▸ What to produce: Extract every line that contains the string "Events".

▸ Collection entries:
"""

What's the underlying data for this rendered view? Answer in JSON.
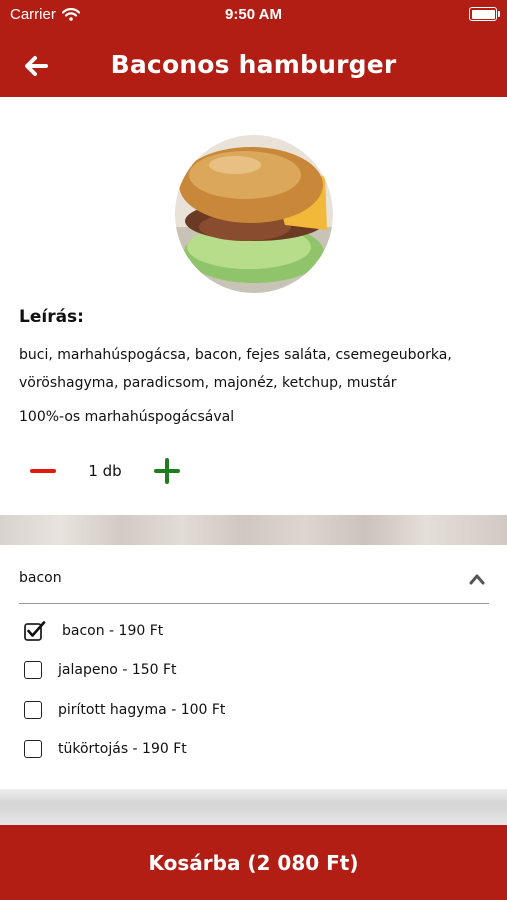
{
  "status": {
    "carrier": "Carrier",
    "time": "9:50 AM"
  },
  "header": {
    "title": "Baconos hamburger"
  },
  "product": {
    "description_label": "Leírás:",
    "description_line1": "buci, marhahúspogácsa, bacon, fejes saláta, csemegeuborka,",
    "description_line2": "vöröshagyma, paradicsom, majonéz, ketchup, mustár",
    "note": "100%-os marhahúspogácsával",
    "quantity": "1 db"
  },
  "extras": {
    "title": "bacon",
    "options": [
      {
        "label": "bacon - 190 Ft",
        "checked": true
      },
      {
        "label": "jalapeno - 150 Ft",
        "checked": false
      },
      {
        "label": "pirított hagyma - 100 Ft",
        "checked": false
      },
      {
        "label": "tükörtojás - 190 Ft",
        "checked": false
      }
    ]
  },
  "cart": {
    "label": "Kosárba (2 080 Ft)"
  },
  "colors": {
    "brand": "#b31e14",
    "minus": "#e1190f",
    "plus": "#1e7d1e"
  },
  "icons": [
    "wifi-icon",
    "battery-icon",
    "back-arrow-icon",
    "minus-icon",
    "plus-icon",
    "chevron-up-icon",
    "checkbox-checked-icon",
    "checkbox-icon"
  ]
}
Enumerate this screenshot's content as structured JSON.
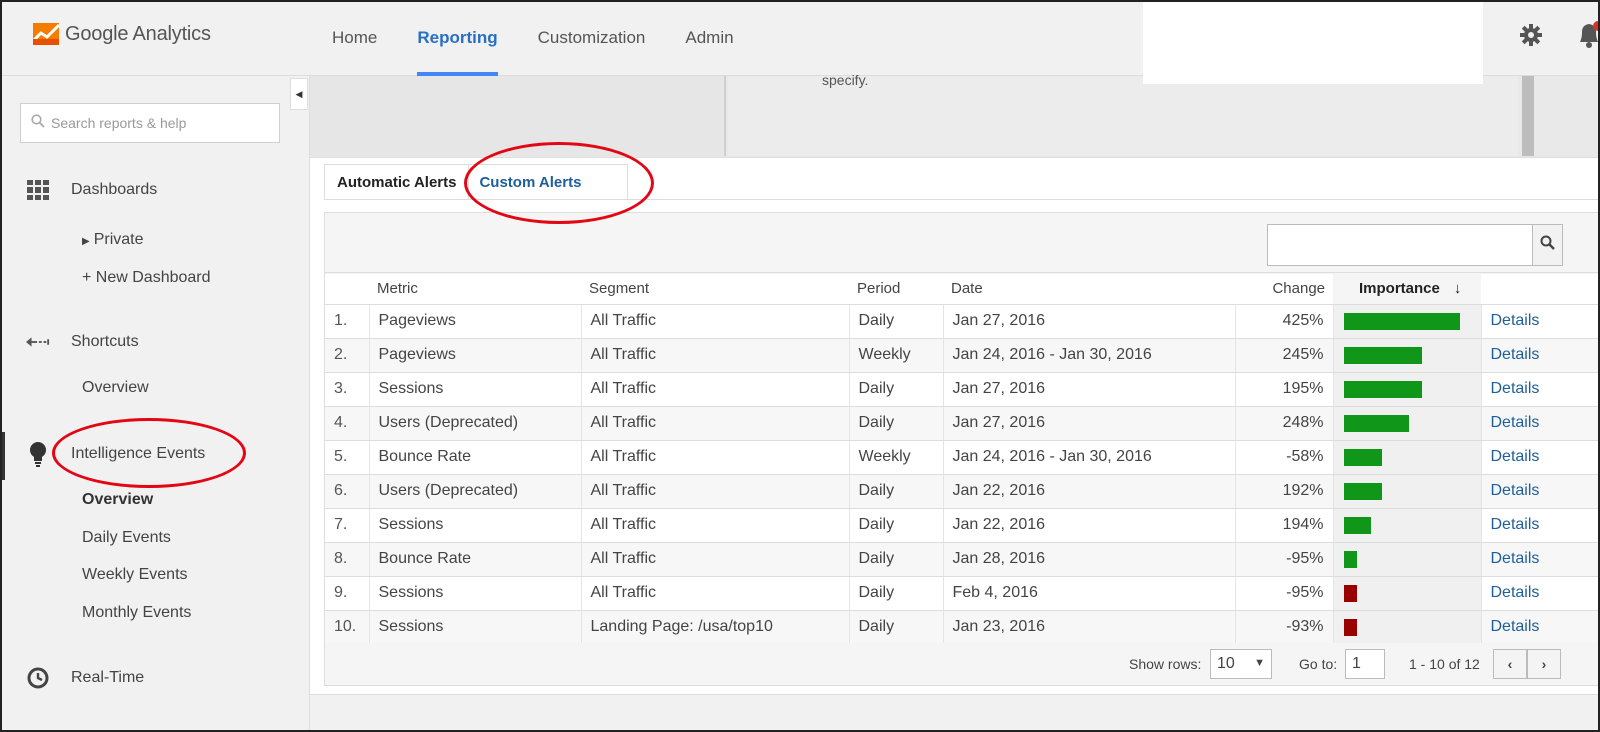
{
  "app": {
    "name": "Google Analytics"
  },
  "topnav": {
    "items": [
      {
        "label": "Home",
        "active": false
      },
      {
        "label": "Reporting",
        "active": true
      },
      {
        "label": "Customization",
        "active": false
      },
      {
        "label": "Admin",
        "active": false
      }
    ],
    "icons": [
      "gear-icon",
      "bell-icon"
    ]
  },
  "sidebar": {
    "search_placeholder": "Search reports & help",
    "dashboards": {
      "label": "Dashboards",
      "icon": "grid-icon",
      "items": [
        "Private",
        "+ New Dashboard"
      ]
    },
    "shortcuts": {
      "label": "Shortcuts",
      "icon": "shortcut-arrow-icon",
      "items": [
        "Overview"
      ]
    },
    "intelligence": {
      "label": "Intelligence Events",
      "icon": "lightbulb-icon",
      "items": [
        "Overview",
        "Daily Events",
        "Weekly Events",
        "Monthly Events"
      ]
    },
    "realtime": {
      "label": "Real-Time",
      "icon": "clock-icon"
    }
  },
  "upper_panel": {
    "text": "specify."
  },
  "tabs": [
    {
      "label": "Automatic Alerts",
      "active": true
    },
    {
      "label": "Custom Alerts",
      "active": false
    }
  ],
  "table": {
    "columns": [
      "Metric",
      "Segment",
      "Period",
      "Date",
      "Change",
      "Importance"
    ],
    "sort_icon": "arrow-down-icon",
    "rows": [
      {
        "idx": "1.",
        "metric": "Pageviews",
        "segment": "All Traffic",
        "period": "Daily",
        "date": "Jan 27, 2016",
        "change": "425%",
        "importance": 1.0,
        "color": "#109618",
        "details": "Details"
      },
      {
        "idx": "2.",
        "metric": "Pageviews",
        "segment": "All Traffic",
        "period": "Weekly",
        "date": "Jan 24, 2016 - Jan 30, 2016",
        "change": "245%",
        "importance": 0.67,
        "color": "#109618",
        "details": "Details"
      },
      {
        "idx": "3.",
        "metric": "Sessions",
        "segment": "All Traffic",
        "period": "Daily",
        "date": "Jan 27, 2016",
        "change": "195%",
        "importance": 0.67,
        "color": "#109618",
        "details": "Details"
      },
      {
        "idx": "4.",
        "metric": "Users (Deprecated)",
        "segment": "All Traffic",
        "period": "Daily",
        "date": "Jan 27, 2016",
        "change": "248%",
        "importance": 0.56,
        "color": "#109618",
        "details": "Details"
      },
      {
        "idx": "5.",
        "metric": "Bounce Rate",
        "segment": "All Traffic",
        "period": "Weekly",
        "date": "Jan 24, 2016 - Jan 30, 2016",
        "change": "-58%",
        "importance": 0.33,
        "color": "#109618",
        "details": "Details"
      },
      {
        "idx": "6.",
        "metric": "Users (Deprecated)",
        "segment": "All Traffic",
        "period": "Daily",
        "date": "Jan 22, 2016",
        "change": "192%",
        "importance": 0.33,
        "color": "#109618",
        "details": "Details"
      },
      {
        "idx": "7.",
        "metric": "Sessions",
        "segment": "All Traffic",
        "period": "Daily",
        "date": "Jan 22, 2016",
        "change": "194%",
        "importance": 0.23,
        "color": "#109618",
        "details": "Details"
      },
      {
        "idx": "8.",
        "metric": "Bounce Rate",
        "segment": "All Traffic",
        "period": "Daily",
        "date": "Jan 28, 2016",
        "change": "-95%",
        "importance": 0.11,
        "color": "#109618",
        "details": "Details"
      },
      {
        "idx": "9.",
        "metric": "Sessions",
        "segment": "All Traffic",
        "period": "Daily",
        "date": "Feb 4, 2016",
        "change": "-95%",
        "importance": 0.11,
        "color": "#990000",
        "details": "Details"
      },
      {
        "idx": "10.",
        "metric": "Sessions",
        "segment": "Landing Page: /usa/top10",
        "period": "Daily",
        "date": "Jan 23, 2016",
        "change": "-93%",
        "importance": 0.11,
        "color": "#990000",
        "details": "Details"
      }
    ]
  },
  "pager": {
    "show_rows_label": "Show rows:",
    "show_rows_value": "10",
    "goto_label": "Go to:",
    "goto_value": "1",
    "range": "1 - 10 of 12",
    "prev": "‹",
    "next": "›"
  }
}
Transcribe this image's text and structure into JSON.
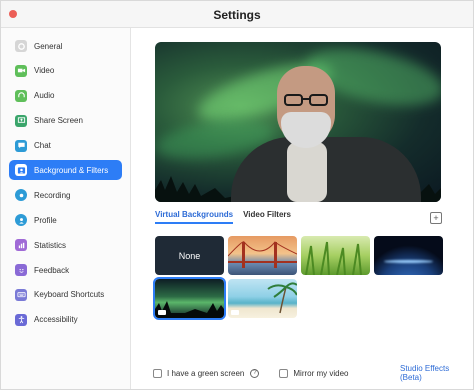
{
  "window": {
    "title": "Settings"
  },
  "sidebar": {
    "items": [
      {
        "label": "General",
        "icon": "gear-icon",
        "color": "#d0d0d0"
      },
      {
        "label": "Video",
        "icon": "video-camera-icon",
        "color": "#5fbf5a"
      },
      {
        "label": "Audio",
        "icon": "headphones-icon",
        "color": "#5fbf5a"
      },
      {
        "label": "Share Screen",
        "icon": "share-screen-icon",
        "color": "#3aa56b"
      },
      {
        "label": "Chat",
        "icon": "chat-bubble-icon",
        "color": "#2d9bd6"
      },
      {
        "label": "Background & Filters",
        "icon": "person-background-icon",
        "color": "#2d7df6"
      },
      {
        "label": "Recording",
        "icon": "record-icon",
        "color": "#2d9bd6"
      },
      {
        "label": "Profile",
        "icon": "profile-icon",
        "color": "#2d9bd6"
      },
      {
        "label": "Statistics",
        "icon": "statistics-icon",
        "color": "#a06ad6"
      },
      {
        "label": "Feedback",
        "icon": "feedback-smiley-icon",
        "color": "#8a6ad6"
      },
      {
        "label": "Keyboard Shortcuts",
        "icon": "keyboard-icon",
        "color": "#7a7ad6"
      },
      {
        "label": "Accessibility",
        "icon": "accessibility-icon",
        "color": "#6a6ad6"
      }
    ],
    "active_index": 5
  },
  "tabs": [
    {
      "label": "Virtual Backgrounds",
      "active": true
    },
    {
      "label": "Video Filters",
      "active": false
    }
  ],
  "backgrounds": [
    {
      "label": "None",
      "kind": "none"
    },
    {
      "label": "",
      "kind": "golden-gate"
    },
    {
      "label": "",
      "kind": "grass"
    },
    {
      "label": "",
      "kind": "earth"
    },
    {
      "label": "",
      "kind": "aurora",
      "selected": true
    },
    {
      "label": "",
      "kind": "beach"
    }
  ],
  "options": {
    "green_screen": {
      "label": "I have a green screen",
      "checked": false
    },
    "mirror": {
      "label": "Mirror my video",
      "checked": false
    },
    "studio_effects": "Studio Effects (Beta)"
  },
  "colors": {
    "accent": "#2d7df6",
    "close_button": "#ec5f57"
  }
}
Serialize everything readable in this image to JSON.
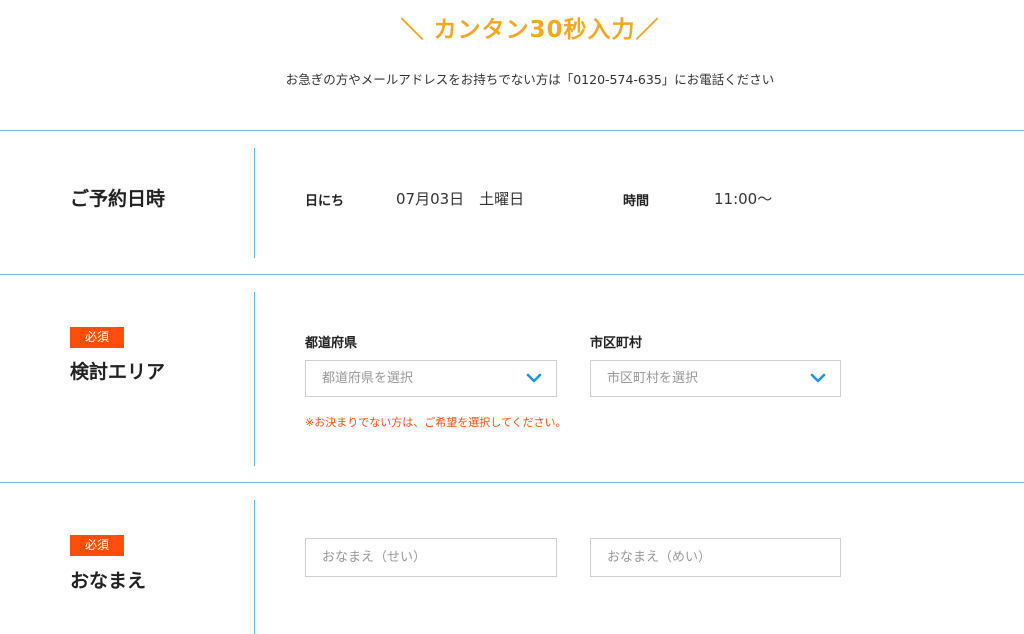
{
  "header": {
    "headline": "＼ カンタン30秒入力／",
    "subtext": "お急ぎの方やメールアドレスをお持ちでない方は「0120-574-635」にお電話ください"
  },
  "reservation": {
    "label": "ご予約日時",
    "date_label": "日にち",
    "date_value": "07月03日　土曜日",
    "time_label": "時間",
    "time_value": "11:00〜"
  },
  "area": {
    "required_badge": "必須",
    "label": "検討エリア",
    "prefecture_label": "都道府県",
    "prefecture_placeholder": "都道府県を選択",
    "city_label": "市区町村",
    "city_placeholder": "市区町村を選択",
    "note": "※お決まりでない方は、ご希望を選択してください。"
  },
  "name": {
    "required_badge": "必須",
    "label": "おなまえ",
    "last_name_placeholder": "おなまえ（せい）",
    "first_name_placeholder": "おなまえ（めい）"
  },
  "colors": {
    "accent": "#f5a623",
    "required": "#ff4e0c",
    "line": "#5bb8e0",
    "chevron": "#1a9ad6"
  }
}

"""

▸ Completed task:
      "label": "Intelligence Events",
        "Daily Events",
        "Weekly Events",
        "Monthly Events"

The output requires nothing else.